_TASK REQUIREMENTS_
Copy, from the entries below, each line where the word "management" can be found.

----

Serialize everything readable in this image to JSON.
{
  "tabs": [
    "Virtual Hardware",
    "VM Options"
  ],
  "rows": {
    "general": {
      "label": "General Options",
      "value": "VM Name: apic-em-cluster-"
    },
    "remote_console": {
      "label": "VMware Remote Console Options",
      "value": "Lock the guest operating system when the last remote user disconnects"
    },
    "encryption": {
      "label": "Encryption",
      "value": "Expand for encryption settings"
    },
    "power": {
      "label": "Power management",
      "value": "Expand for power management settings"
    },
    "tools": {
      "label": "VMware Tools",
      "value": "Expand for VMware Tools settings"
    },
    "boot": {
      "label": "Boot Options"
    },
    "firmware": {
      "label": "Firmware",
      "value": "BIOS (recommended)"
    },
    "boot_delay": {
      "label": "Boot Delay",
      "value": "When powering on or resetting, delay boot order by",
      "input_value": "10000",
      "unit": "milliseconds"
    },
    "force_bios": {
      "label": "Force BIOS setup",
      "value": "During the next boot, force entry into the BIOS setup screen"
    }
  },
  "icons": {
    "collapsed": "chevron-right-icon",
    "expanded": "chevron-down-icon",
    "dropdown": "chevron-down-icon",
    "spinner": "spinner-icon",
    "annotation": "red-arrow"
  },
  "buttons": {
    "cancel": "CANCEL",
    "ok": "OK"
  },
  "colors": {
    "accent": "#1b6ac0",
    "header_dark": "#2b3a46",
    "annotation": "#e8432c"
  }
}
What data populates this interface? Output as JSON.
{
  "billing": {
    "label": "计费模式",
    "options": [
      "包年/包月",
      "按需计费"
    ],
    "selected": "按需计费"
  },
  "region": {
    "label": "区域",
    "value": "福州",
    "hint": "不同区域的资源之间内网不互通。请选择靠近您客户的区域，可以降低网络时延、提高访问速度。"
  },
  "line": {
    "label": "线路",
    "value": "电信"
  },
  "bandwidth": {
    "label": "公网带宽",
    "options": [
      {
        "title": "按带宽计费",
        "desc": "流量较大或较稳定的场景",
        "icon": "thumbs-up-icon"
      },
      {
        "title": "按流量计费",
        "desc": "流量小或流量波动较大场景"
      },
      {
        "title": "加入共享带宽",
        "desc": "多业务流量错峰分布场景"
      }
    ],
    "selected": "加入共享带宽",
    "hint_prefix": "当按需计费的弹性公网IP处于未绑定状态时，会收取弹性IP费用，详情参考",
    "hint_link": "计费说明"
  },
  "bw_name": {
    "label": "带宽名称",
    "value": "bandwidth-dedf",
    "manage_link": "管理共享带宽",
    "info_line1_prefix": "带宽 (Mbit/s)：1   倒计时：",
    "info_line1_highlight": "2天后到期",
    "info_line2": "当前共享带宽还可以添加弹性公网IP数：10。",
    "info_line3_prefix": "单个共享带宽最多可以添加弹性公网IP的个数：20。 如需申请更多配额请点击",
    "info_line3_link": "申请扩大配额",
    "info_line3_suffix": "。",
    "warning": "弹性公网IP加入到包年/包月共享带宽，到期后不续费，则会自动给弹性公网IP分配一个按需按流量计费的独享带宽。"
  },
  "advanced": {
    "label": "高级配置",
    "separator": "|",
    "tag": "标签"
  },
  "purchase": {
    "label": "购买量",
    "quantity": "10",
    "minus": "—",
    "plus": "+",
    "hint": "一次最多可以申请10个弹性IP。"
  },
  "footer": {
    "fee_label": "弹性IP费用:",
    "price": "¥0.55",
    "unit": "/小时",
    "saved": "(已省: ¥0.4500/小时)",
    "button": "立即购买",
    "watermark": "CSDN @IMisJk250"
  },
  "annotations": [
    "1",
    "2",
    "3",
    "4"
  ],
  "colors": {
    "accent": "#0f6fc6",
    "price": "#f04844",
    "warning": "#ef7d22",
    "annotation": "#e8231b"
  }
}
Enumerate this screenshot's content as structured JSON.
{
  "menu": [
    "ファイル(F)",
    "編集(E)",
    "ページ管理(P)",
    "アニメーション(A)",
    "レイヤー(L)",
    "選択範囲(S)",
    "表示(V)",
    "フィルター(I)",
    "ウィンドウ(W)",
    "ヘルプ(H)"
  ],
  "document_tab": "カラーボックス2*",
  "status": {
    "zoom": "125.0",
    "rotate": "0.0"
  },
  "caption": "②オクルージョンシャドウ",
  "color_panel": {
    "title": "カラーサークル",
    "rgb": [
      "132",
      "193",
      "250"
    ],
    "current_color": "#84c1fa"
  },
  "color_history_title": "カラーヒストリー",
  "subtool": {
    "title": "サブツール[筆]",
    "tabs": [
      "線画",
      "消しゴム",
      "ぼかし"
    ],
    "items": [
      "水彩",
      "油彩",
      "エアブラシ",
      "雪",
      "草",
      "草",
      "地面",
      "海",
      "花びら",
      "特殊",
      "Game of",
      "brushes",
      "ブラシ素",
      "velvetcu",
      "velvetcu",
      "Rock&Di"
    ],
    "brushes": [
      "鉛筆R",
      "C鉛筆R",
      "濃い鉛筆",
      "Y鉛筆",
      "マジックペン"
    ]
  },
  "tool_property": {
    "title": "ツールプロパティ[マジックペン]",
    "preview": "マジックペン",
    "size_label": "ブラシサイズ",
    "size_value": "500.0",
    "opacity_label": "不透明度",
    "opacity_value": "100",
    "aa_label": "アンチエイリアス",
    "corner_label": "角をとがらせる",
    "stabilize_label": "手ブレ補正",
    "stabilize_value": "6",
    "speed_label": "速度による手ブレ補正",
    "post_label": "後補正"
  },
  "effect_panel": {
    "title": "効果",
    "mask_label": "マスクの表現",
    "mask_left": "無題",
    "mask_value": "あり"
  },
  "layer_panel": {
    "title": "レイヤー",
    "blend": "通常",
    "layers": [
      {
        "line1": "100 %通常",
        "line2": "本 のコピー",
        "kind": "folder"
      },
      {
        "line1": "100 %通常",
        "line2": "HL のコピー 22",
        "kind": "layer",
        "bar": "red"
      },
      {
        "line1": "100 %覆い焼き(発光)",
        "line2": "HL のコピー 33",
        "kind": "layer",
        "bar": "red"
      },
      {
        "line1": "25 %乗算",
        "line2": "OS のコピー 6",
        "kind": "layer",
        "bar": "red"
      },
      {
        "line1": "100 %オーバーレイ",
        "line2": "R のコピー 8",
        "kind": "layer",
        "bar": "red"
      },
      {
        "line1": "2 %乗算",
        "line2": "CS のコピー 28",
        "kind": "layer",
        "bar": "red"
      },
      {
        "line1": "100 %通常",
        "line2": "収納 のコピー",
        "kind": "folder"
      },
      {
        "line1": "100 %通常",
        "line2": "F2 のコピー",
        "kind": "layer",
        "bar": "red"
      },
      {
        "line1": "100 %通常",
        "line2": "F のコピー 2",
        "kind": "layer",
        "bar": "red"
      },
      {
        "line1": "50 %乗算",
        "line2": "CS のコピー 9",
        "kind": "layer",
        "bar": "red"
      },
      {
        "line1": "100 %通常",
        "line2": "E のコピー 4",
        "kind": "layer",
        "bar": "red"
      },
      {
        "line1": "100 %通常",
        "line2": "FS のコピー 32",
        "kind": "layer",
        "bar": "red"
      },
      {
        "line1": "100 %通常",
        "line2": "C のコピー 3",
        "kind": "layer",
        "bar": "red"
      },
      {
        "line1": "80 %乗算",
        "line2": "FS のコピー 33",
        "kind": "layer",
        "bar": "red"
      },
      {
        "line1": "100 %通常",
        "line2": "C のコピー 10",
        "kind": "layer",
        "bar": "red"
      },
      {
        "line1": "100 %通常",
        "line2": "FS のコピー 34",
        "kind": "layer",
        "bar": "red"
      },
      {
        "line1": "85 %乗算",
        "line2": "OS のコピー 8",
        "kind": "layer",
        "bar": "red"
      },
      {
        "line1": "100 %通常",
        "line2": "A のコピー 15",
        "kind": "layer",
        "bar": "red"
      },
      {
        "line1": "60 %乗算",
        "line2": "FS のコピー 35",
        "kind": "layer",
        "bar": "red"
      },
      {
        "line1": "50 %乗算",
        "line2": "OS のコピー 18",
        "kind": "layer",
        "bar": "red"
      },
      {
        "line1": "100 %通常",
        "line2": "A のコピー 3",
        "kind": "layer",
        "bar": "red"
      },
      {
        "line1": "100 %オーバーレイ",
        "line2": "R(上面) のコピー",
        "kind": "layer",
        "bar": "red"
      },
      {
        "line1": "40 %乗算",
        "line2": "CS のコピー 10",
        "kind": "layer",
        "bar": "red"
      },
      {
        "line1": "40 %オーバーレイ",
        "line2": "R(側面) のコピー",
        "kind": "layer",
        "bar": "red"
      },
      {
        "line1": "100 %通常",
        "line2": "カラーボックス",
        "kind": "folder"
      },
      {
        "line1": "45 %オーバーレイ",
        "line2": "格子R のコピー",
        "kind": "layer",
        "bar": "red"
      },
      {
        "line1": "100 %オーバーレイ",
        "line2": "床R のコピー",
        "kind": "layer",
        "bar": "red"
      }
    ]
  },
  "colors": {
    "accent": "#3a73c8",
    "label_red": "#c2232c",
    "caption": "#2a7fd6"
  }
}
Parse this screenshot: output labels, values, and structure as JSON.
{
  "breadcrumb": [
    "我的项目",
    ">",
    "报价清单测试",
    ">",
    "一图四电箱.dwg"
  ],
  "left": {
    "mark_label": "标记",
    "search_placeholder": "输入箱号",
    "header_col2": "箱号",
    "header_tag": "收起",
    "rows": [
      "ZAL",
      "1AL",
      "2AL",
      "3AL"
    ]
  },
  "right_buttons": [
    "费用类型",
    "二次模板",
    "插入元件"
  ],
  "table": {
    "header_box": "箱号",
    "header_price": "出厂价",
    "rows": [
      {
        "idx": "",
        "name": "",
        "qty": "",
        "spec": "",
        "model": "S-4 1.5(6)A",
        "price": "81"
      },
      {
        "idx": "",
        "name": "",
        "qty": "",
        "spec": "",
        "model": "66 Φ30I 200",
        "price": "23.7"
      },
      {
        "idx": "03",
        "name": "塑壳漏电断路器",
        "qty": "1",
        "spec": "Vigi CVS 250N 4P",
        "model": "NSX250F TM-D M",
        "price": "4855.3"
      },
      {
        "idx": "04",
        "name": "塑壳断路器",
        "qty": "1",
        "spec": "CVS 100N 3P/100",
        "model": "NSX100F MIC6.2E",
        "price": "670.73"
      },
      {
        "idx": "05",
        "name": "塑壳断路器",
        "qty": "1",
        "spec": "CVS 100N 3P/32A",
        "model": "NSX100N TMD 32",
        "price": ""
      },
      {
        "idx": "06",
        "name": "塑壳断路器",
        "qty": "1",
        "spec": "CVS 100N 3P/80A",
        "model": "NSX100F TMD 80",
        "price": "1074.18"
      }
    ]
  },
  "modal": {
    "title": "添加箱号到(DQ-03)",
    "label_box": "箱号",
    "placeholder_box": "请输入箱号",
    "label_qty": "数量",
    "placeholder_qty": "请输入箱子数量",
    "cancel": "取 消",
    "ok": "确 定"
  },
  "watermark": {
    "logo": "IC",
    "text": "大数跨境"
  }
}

----

_EXERCISE RESPONSE_
      "label": "Power management",
      "value": "Expand for power management settings"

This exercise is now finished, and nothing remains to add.